== SOURCE ==
Design a stack to retrieve original elements and return the minimum element in O(1) time and O(1) space

Our task is to design a Data Structure SpecialStack that supports all the stack operations like push(), pop(), isEmpty(), isFull() and an additional operation getMin() which should return minimum element from the SpecialStack. All these operations of SpecialStack must be performed with time complexity O(1). To implement SpecialStack, you should only use standard Stack data structure and no other data structure like arrays, list etc.

Example:

Consider the following Special-Stack
16  --> TOP
15
29
19
18

When getMin() is called it should return 15, which is the minimum 
element in the current stack. 

If we do pop two times on stack, the stack becomes
29  --> TOP
19
18

When getMin() is called, it should return 18 which is the minimum 
in the current stack.


An approach that uses O(1) time and O(1) extra space is discussed here. However, in the previous article the original elements are not recovered. Only the minimum element is returned at any given point of time.

In this article, the previous approach is modified so that original elements can also be retrieved during a pop() operation.

Approach:
Consider a variable minimum in which we store the minimum element in the stack. Now, what if we pop the minimum element from the stack? How do we update the minimum variable to the next minimum value? One solution is to maintain another stack in sorted order so that the smallest element is always on the top. However, this is an O(n) space approach.
===
== DATASET RECORDS ==
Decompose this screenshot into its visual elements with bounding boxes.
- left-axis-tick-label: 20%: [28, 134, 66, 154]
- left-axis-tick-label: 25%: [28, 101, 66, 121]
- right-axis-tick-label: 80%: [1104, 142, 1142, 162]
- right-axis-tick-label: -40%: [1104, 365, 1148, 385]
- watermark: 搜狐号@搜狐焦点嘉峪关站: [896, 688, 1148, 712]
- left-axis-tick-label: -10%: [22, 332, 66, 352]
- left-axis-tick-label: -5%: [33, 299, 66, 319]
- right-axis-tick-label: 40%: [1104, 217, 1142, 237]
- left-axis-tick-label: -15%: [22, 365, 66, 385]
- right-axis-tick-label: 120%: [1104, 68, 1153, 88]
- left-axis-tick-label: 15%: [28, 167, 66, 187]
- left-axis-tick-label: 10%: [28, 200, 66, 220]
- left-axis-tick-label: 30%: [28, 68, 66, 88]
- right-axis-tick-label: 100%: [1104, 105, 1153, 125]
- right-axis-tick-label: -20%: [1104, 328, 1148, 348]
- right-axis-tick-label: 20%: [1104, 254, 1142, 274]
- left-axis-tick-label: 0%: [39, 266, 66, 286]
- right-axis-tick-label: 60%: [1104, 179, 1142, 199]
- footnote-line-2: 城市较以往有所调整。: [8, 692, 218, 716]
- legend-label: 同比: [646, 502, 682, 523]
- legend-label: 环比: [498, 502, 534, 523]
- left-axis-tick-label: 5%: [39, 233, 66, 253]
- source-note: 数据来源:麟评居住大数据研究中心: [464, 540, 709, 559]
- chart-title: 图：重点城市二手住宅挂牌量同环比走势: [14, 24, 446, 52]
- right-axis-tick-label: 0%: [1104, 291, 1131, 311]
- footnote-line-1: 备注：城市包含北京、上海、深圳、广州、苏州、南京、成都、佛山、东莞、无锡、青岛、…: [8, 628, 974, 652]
===
### DIRECTIONS FOR THIS TASK
In the SpecialStack article, what value should getMin() return after the example stack is popped twice?

### WRITTEN RESPONSE
It should return 18.